Exercise instructions » Without changing a character, return the entries, but not the images they hold.

[Recorded data]
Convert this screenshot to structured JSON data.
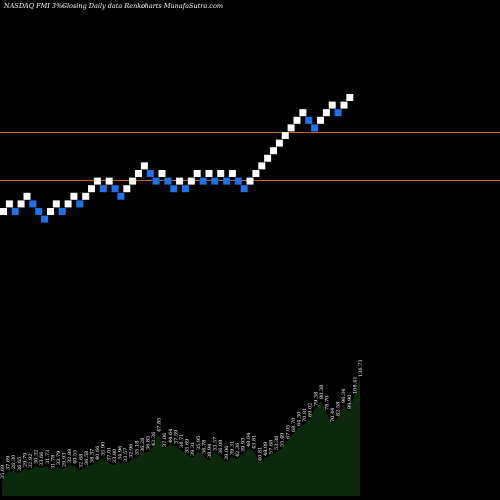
{
  "chart_data": {
    "type": "renko",
    "header": {
      "left": "NASDAQ FMI 3%~",
      "center": "Closing Daily data Renko",
      "right": "charts MunafaSutra.com"
    },
    "colors": {
      "background": "#000000",
      "up_brick": "#ffffff",
      "down_brick": "#1e73e8",
      "reference_line": "#c0661e",
      "volume_fill": "#0b2a0b"
    },
    "reference_lines": [
      0.263,
      0.36
    ],
    "bricks": [
      {
        "level": 5,
        "dir": "up"
      },
      {
        "level": 6,
        "dir": "up"
      },
      {
        "level": 5,
        "dir": "down"
      },
      {
        "level": 6,
        "dir": "up"
      },
      {
        "level": 7,
        "dir": "up"
      },
      {
        "level": 6,
        "dir": "down"
      },
      {
        "level": 5,
        "dir": "down"
      },
      {
        "level": 4,
        "dir": "down"
      },
      {
        "level": 5,
        "dir": "up"
      },
      {
        "level": 6,
        "dir": "up"
      },
      {
        "level": 5,
        "dir": "down"
      },
      {
        "level": 6,
        "dir": "up"
      },
      {
        "level": 7,
        "dir": "up"
      },
      {
        "level": 6,
        "dir": "down"
      },
      {
        "level": 7,
        "dir": "up"
      },
      {
        "level": 8,
        "dir": "up"
      },
      {
        "level": 9,
        "dir": "up"
      },
      {
        "level": 8,
        "dir": "down"
      },
      {
        "level": 9,
        "dir": "up"
      },
      {
        "level": 8,
        "dir": "down"
      },
      {
        "level": 7,
        "dir": "down"
      },
      {
        "level": 8,
        "dir": "up"
      },
      {
        "level": 9,
        "dir": "up"
      },
      {
        "level": 10,
        "dir": "up"
      },
      {
        "level": 11,
        "dir": "up"
      },
      {
        "level": 10,
        "dir": "down"
      },
      {
        "level": 9,
        "dir": "down"
      },
      {
        "level": 10,
        "dir": "up"
      },
      {
        "level": 9,
        "dir": "down"
      },
      {
        "level": 8,
        "dir": "down"
      },
      {
        "level": 9,
        "dir": "up"
      },
      {
        "level": 8,
        "dir": "down"
      },
      {
        "level": 9,
        "dir": "up"
      },
      {
        "level": 10,
        "dir": "up"
      },
      {
        "level": 9,
        "dir": "down"
      },
      {
        "level": 10,
        "dir": "up"
      },
      {
        "level": 9,
        "dir": "down"
      },
      {
        "level": 10,
        "dir": "up"
      },
      {
        "level": 9,
        "dir": "down"
      },
      {
        "level": 10,
        "dir": "up"
      },
      {
        "level": 9,
        "dir": "down"
      },
      {
        "level": 8,
        "dir": "down"
      },
      {
        "level": 9,
        "dir": "up"
      },
      {
        "level": 10,
        "dir": "up"
      },
      {
        "level": 11,
        "dir": "up"
      },
      {
        "level": 12,
        "dir": "up"
      },
      {
        "level": 13,
        "dir": "up"
      },
      {
        "level": 14,
        "dir": "up"
      },
      {
        "level": 15,
        "dir": "up"
      },
      {
        "level": 16,
        "dir": "up"
      },
      {
        "level": 17,
        "dir": "up"
      },
      {
        "level": 18,
        "dir": "up"
      },
      {
        "level": 17,
        "dir": "down"
      },
      {
        "level": 16,
        "dir": "down"
      },
      {
        "level": 17,
        "dir": "up"
      },
      {
        "level": 18,
        "dir": "up"
      },
      {
        "level": 19,
        "dir": "up"
      },
      {
        "level": 18,
        "dir": "down"
      },
      {
        "level": 19,
        "dir": "up"
      },
      {
        "level": 20,
        "dir": "up"
      }
    ],
    "volume": [
      {
        "v": 15,
        "label": "35.69"
      },
      {
        "v": 24,
        "label": "37.69"
      },
      {
        "v": 25,
        "label": "26.30"
      },
      {
        "v": 23,
        "label": "36.65"
      },
      {
        "v": 27,
        "label": "29.79"
      },
      {
        "v": 26,
        "label": "32.92"
      },
      {
        "v": 30,
        "label": "30.32"
      },
      {
        "v": 28,
        "label": "33.66"
      },
      {
        "v": 30,
        "label": "31.73"
      },
      {
        "v": 25,
        "label": "31.78"
      },
      {
        "v": 29,
        "label": "33.79"
      },
      {
        "v": 27,
        "label": "29.93"
      },
      {
        "v": 31,
        "label": "32.88"
      },
      {
        "v": 30,
        "label": "40.55"
      },
      {
        "v": 26,
        "label": "32.68"
      },
      {
        "v": 29,
        "label": "36.58"
      },
      {
        "v": 31,
        "label": "38.37"
      },
      {
        "v": 34,
        "label": "40.66"
      },
      {
        "v": 38,
        "label": "35.90"
      },
      {
        "v": 33,
        "label": "37.01"
      },
      {
        "v": 31,
        "label": "33.80"
      },
      {
        "v": 34,
        "label": "34.96"
      },
      {
        "v": 32,
        "label": "33.57"
      },
      {
        "v": 36,
        "label": "32.96"
      },
      {
        "v": 39,
        "label": "35.18"
      },
      {
        "v": 42,
        "label": "36.28"
      },
      {
        "v": 44,
        "label": "36.85"
      },
      {
        "v": 48,
        "label": "42.36"
      },
      {
        "v": 62,
        "label": "47.85"
      },
      {
        "v": 47,
        "label": "37.06"
      },
      {
        "v": 51,
        "label": "44.64"
      },
      {
        "v": 50,
        "label": "37.59"
      },
      {
        "v": 46,
        "label": "34.71"
      },
      {
        "v": 41,
        "label": "35.69"
      },
      {
        "v": 38,
        "label": "39.31"
      },
      {
        "v": 44,
        "label": "35.95"
      },
      {
        "v": 40,
        "label": "36.78"
      },
      {
        "v": 36,
        "label": "38.94"
      },
      {
        "v": 43,
        "label": "33.57"
      },
      {
        "v": 40,
        "label": "36.08"
      },
      {
        "v": 34,
        "label": "39.06"
      },
      {
        "v": 39,
        "label": "39.31"
      },
      {
        "v": 37,
        "label": "42.36"
      },
      {
        "v": 42,
        "label": "39.93"
      },
      {
        "v": 47,
        "label": "48.04"
      },
      {
        "v": 45,
        "label": "43.81"
      },
      {
        "v": 33,
        "label": "40.81"
      },
      {
        "v": 38,
        "label": "48.09"
      },
      {
        "v": 40,
        "label": "57.68"
      },
      {
        "v": 44,
        "label": "53.36"
      },
      {
        "v": 47,
        "label": "55.49"
      },
      {
        "v": 55,
        "label": "67.05"
      },
      {
        "v": 62,
        "label": "68.70"
      },
      {
        "v": 68,
        "label": "64.30"
      },
      {
        "v": 72,
        "label": "70.81"
      },
      {
        "v": 77,
        "label": "69.02"
      },
      {
        "v": 88,
        "label": "79.38"
      },
      {
        "v": 95,
        "label": "80.38"
      },
      {
        "v": 84,
        "label": "78.70"
      },
      {
        "v": 72,
        "label": "70.44"
      },
      {
        "v": 78,
        "label": "82.58"
      },
      {
        "v": 91,
        "label": "96.34"
      },
      {
        "v": 85,
        "label": "99.90"
      },
      {
        "v": 100,
        "label": "108.41"
      },
      {
        "v": 117,
        "label": "136.73"
      }
    ]
  }
}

Completed task »
Convert this screenshot to structured JSON data.
{
  "chart_data": {
    "type": "renko",
    "header": {
      "left": "NASDAQ FMI 3%~",
      "center": "Closing Daily data Renko",
      "right": "charts MunafaSutra.com"
    },
    "colors": {
      "background": "#000000",
      "up_brick": "#ffffff",
      "down_brick": "#1e73e8",
      "reference_line": "#c0661e",
      "volume_fill": "#0b2a0b"
    },
    "reference_lines": [
      0.263,
      0.36
    ],
    "bricks": [
      {
        "level": 5,
        "dir": "up"
      },
      {
        "level": 6,
        "dir": "up"
      },
      {
        "level": 5,
        "dir": "down"
      },
      {
        "level": 6,
        "dir": "up"
      },
      {
        "level": 7,
        "dir": "up"
      },
      {
        "level": 6,
        "dir": "down"
      },
      {
        "level": 5,
        "dir": "down"
      },
      {
        "level": 4,
        "dir": "down"
      },
      {
        "level": 5,
        "dir": "up"
      },
      {
        "level": 6,
        "dir": "up"
      },
      {
        "level": 5,
        "dir": "down"
      },
      {
        "level": 6,
        "dir": "up"
      },
      {
        "level": 7,
        "dir": "up"
      },
      {
        "level": 6,
        "dir": "down"
      },
      {
        "level": 7,
        "dir": "up"
      },
      {
        "level": 8,
        "dir": "up"
      },
      {
        "level": 9,
        "dir": "up"
      },
      {
        "level": 8,
        "dir": "down"
      },
      {
        "level": 9,
        "dir": "up"
      },
      {
        "level": 8,
        "dir": "down"
      },
      {
        "level": 7,
        "dir": "down"
      },
      {
        "level": 8,
        "dir": "up"
      },
      {
        "level": 9,
        "dir": "up"
      },
      {
        "level": 10,
        "dir": "up"
      },
      {
        "level": 11,
        "dir": "up"
      },
      {
        "level": 10,
        "dir": "down"
      },
      {
        "level": 9,
        "dir": "down"
      },
      {
        "level": 10,
        "dir": "up"
      },
      {
        "level": 9,
        "dir": "down"
      },
      {
        "level": 8,
        "dir": "down"
      },
      {
        "level": 9,
        "dir": "up"
      },
      {
        "level": 8,
        "dir": "down"
      },
      {
        "level": 9,
        "dir": "up"
      },
      {
        "level": 10,
        "dir": "up"
      },
      {
        "level": 9,
        "dir": "down"
      },
      {
        "level": 10,
        "dir": "up"
      },
      {
        "level": 9,
        "dir": "down"
      },
      {
        "level": 10,
        "dir": "up"
      },
      {
        "level": 9,
        "dir": "down"
      },
      {
        "level": 10,
        "dir": "up"
      },
      {
        "level": 9,
        "dir": "down"
      },
      {
        "level": 8,
        "dir": "down"
      },
      {
        "level": 9,
        "dir": "up"
      },
      {
        "level": 10,
        "dir": "up"
      },
      {
        "level": 11,
        "dir": "up"
      },
      {
        "level": 12,
        "dir": "up"
      },
      {
        "level": 13,
        "dir": "up"
      },
      {
        "level": 14,
        "dir": "up"
      },
      {
        "level": 15,
        "dir": "up"
      },
      {
        "level": 16,
        "dir": "up"
      },
      {
        "level": 17,
        "dir": "up"
      },
      {
        "level": 18,
        "dir": "up"
      },
      {
        "level": 17,
        "dir": "down"
      },
      {
        "level": 16,
        "dir": "down"
      },
      {
        "level": 17,
        "dir": "up"
      },
      {
        "level": 18,
        "dir": "up"
      },
      {
        "level": 19,
        "dir": "up"
      },
      {
        "level": 18,
        "dir": "down"
      },
      {
        "level": 19,
        "dir": "up"
      },
      {
        "level": 20,
        "dir": "up"
      }
    ],
    "volume": [
      {
        "v": 15,
        "label": "35.69"
      },
      {
        "v": 24,
        "label": "37.69"
      },
      {
        "v": 25,
        "label": "26.30"
      },
      {
        "v": 23,
        "label": "36.65"
      },
      {
        "v": 27,
        "label": "29.79"
      },
      {
        "v": 26,
        "label": "32.92"
      },
      {
        "v": 30,
        "label": "30.32"
      },
      {
        "v": 28,
        "label": "33.66"
      },
      {
        "v": 30,
        "label": "31.73"
      },
      {
        "v": 25,
        "label": "31.78"
      },
      {
        "v": 29,
        "label": "33.79"
      },
      {
        "v": 27,
        "label": "29.93"
      },
      {
        "v": 31,
        "label": "32.88"
      },
      {
        "v": 30,
        "label": "40.55"
      },
      {
        "v": 26,
        "label": "32.68"
      },
      {
        "v": 29,
        "label": "36.58"
      },
      {
        "v": 31,
        "label": "38.37"
      },
      {
        "v": 34,
        "label": "40.66"
      },
      {
        "v": 38,
        "label": "35.90"
      },
      {
        "v": 33,
        "label": "37.01"
      },
      {
        "v": 31,
        "label": "33.80"
      },
      {
        "v": 34,
        "label": "34.96"
      },
      {
        "v": 32,
        "label": "33.57"
      },
      {
        "v": 36,
        "label": "32.96"
      },
      {
        "v": 39,
        "label": "35.18"
      },
      {
        "v": 42,
        "label": "36.28"
      },
      {
        "v": 44,
        "label": "36.85"
      },
      {
        "v": 48,
        "label": "42.36"
      },
      {
        "v": 62,
        "label": "47.85"
      },
      {
        "v": 47,
        "label": "37.06"
      },
      {
        "v": 51,
        "label": "44.64"
      },
      {
        "v": 50,
        "label": "37.59"
      },
      {
        "v": 46,
        "label": "34.71"
      },
      {
        "v": 41,
        "label": "35.69"
      },
      {
        "v": 38,
        "label": "39.31"
      },
      {
        "v": 44,
        "label": "35.95"
      },
      {
        "v": 40,
        "label": "36.78"
      },
      {
        "v": 36,
        "label": "38.94"
      },
      {
        "v": 43,
        "label": "33.57"
      },
      {
        "v": 40,
        "label": "36.08"
      },
      {
        "v": 34,
        "label": "39.06"
      },
      {
        "v": 39,
        "label": "39.31"
      },
      {
        "v": 37,
        "label": "42.36"
      },
      {
        "v": 42,
        "label": "39.93"
      },
      {
        "v": 47,
        "label": "48.04"
      },
      {
        "v": 45,
        "label": "43.81"
      },
      {
        "v": 33,
        "label": "40.81"
      },
      {
        "v": 38,
        "label": "48.09"
      },
      {
        "v": 40,
        "label": "57.68"
      },
      {
        "v": 44,
        "label": "53.36"
      },
      {
        "v": 47,
        "label": "55.49"
      },
      {
        "v": 55,
        "label": "67.05"
      },
      {
        "v": 62,
        "label": "68.70"
      },
      {
        "v": 68,
        "label": "64.30"
      },
      {
        "v": 72,
        "label": "70.81"
      },
      {
        "v": 77,
        "label": "69.02"
      },
      {
        "v": 88,
        "label": "79.38"
      },
      {
        "v": 95,
        "label": "80.38"
      },
      {
        "v": 84,
        "label": "78.70"
      },
      {
        "v": 72,
        "label": "70.44"
      },
      {
        "v": 78,
        "label": "82.58"
      },
      {
        "v": 91,
        "label": "96.34"
      },
      {
        "v": 85,
        "label": "99.90"
      },
      {
        "v": 100,
        "label": "108.41"
      },
      {
        "v": 117,
        "label": "136.73"
      }
    ]
  }
}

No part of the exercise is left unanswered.